Stated task => Locate the lines of the listing below that hold "Today", then copy each of them.

(Stored data)
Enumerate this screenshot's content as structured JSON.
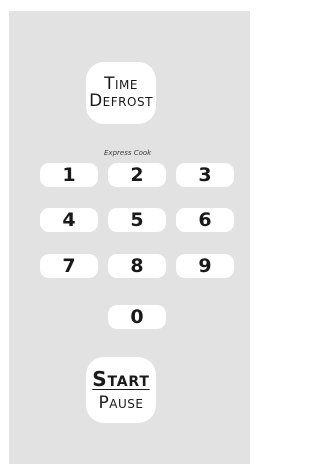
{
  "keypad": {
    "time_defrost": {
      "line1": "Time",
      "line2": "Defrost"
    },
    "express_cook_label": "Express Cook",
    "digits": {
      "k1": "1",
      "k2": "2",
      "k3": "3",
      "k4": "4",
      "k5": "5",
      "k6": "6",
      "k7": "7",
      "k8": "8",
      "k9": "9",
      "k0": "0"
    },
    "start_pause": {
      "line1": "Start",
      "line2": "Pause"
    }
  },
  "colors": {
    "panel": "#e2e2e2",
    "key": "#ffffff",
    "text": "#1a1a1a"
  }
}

--

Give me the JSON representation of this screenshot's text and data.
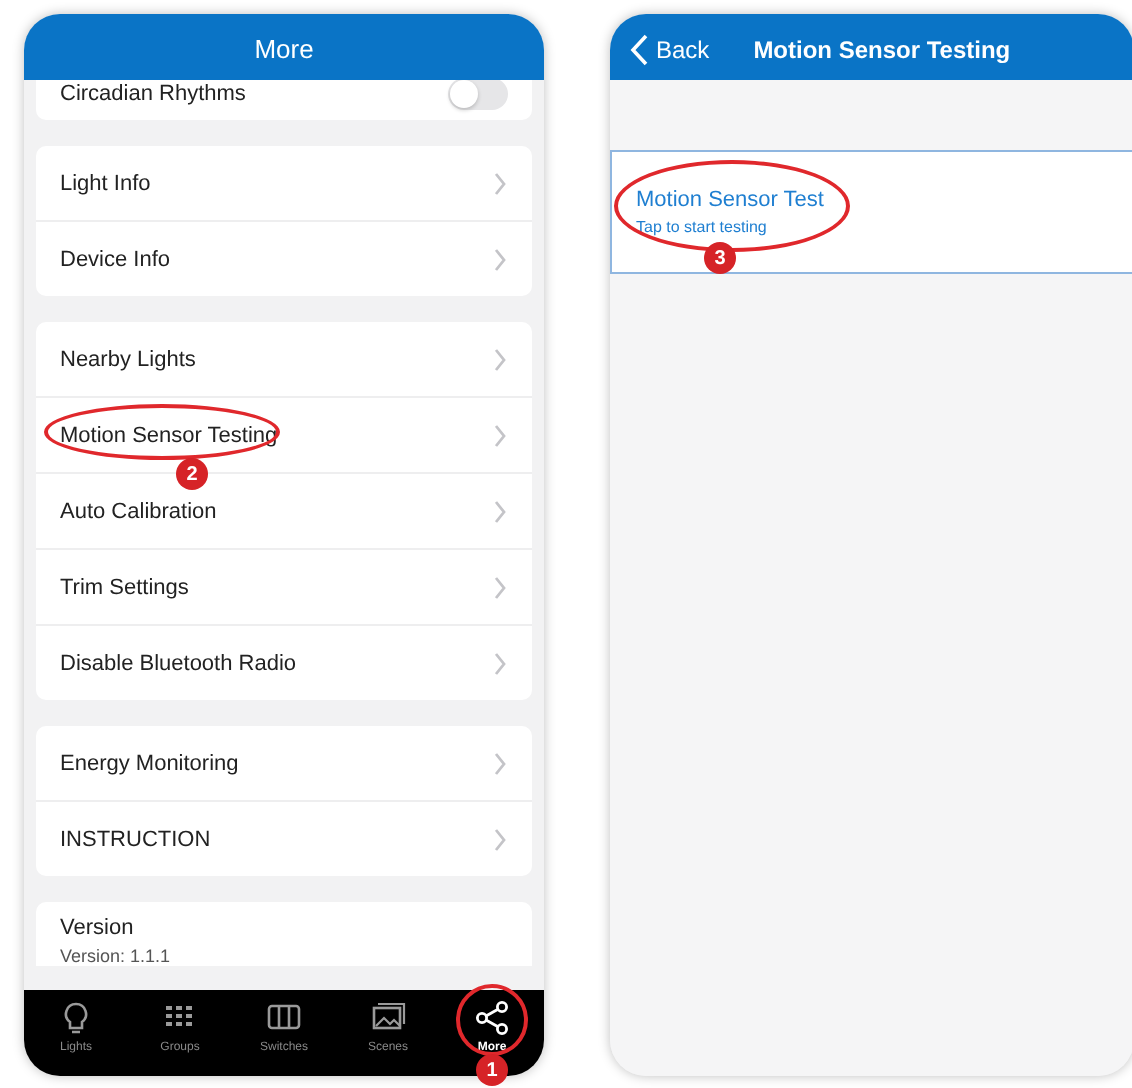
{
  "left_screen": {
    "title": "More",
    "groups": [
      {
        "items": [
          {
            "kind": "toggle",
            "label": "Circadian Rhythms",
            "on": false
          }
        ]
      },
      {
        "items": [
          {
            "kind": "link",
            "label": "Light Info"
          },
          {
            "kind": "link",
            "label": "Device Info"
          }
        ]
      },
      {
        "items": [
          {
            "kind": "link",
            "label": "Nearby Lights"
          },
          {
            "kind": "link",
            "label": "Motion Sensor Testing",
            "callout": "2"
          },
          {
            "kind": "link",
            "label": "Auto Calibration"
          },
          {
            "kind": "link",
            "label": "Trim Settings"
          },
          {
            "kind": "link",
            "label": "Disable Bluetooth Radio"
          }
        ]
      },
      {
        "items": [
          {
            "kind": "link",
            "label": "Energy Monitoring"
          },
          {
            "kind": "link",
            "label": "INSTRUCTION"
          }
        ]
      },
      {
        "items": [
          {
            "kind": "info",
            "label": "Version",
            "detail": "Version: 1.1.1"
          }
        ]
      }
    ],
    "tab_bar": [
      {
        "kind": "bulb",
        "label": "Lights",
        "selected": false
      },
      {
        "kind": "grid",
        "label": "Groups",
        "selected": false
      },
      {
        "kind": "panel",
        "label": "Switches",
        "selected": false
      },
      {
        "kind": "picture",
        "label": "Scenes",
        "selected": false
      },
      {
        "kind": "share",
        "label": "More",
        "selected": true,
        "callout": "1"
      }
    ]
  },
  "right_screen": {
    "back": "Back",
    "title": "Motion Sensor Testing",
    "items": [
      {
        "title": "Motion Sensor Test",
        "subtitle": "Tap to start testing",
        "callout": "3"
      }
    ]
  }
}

---

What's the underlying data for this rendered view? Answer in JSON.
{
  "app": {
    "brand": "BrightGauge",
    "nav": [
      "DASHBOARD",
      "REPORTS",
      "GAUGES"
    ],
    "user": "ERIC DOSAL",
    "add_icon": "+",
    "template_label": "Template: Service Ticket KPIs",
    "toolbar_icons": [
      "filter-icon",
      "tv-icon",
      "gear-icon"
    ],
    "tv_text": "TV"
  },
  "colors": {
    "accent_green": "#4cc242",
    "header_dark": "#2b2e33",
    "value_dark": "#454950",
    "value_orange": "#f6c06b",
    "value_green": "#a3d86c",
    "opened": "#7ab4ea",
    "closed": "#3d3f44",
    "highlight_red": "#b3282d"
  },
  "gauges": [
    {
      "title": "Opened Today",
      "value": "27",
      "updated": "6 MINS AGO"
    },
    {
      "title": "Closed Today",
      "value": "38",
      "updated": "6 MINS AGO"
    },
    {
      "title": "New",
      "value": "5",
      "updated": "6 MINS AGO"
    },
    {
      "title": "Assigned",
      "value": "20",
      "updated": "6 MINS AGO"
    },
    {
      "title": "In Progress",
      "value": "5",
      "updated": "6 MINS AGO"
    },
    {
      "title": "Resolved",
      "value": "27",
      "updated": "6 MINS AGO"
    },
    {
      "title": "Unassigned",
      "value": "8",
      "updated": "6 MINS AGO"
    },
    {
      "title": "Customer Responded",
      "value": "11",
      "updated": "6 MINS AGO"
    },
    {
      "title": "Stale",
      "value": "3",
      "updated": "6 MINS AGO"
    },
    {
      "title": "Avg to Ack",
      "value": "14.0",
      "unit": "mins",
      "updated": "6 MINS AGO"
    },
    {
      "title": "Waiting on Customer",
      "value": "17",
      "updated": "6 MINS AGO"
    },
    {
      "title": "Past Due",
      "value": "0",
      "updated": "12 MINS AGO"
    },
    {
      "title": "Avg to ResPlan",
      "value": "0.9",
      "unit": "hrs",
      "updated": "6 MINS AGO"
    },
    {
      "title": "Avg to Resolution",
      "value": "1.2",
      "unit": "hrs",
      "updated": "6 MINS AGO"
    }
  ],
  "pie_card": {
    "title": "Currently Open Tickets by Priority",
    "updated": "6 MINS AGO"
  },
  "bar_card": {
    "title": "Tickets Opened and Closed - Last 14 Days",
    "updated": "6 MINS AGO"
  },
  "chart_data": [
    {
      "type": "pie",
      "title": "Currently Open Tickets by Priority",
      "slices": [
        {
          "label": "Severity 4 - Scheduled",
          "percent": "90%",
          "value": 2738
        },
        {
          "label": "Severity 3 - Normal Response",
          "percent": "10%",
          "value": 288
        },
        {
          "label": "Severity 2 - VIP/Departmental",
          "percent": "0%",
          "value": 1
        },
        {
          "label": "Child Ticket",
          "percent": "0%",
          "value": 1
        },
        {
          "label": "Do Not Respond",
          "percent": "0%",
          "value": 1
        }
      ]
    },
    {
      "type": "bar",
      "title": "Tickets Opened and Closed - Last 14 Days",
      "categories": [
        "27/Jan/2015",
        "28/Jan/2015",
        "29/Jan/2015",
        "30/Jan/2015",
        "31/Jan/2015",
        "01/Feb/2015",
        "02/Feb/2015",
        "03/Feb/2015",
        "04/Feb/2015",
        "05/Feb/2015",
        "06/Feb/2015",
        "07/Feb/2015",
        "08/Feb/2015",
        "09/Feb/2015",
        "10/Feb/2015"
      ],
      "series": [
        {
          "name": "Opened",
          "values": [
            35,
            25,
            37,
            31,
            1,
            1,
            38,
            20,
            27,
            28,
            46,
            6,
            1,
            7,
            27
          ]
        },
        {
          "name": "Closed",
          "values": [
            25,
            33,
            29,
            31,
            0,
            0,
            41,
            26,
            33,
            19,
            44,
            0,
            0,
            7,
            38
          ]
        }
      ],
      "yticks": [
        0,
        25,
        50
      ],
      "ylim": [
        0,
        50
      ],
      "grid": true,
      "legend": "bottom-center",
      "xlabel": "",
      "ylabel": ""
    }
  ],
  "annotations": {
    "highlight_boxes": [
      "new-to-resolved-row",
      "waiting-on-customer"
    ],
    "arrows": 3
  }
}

Answer to the problem =>
      "title": "Opened Today",
      "title": "Closed Today",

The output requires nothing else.